**Recorded information**
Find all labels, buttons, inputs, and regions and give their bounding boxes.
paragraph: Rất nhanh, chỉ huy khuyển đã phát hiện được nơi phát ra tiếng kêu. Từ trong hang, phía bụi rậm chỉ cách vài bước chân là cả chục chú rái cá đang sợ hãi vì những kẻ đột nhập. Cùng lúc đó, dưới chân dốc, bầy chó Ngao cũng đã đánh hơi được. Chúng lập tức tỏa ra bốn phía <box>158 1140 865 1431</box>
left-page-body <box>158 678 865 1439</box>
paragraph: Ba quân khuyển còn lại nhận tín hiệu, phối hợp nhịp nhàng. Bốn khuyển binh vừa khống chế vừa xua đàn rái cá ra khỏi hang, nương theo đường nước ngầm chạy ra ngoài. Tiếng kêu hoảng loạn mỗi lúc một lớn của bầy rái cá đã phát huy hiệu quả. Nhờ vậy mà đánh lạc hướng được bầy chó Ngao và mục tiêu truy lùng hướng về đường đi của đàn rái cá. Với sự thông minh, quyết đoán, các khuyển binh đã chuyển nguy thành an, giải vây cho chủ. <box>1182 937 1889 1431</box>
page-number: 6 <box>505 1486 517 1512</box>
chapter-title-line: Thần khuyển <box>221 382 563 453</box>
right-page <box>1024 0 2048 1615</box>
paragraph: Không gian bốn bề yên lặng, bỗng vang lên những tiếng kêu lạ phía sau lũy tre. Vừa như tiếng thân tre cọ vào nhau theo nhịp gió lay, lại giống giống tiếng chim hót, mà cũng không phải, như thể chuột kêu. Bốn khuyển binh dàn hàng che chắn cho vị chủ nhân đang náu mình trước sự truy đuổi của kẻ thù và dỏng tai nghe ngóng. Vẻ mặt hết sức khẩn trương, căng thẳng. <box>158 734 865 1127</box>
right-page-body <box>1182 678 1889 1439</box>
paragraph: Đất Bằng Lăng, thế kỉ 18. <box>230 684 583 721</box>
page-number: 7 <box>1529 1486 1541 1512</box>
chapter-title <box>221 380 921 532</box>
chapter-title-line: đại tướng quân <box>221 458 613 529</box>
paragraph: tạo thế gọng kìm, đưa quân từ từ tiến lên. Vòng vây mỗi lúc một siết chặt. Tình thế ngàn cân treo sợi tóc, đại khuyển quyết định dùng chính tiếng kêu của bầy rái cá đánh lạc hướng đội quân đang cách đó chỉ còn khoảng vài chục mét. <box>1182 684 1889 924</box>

**Work to complete**
Return every line of the entries above verbatim, without changing anything.

**Correct response**
Find all labels, buttons, inputs, and regions and give their bounding boxes.
paragraph: Rất nhanh, chỉ huy khuyển đã phát hiện được nơi phát ra tiếng kêu. Từ trong hang, phía bụi rậm chỉ cách vài bước chân là cả chục chú rái cá đang sợ hãi vì những kẻ đột nhập. Cùng lúc đó, dưới chân dốc, bầy chó Ngao cũng đã đánh hơi được. Chúng lập tức tỏa ra bốn phía <box>158 1140 865 1431</box>
left-page-body <box>158 678 865 1439</box>
paragraph: Ba quân khuyển còn lại nhận tín hiệu, phối hợp nhịp nhàng. Bốn khuyển binh vừa khống chế vừa xua đàn rái cá ra khỏi hang, nương theo đường nước ngầm chạy ra ngoài. Tiếng kêu hoảng loạn mỗi lúc một lớn của bầy rái cá đã phát huy hiệu quả. Nhờ vậy mà đánh lạc hướng được bầy chó Ngao và mục tiêu truy lùng hướng về đường đi của đàn rái cá. Với sự thông minh, quyết đoán, các khuyển binh đã chuyển nguy thành an, giải vây cho chủ. <box>1182 937 1889 1431</box>
page-number: 6 <box>505 1486 517 1512</box>
chapter-title-line: Thần khuyển <box>221 382 563 453</box>
right-page <box>1024 0 2048 1615</box>
paragraph: Không gian bốn bề yên lặng, bỗng vang lên những tiếng kêu lạ phía sau lũy tre. Vừa như tiếng thân tre cọ vào nhau theo nhịp gió lay, lại giống giống tiếng chim hót, mà cũng không phải, như thể chuột kêu. Bốn khuyển binh dàn hàng che chắn cho vị chủ nhân đang náu mình trước sự truy đuổi của kẻ thù và dỏng tai nghe ngóng. Vẻ mặt hết sức khẩn trương, căng thẳng. <box>158 734 865 1127</box>
right-page-body <box>1182 678 1889 1439</box>
paragraph: Đất Bằng Lăng, thế kỉ 18. <box>230 684 583 721</box>
page-number: 7 <box>1529 1486 1541 1512</box>
chapter-title <box>221 380 921 532</box>
chapter-title-line: đại tướng quân <box>221 458 613 529</box>
paragraph: tạo thế gọng kìm, đưa quân từ từ tiến lên. Vòng vây mỗi lúc một siết chặt. Tình thế ngàn cân treo sợi tóc, đại khuyển quyết định dùng chính tiếng kêu của bầy rái cá đánh lạc hướng đội quân đang cách đó chỉ còn khoảng vài chục mét. <box>1182 684 1889 924</box>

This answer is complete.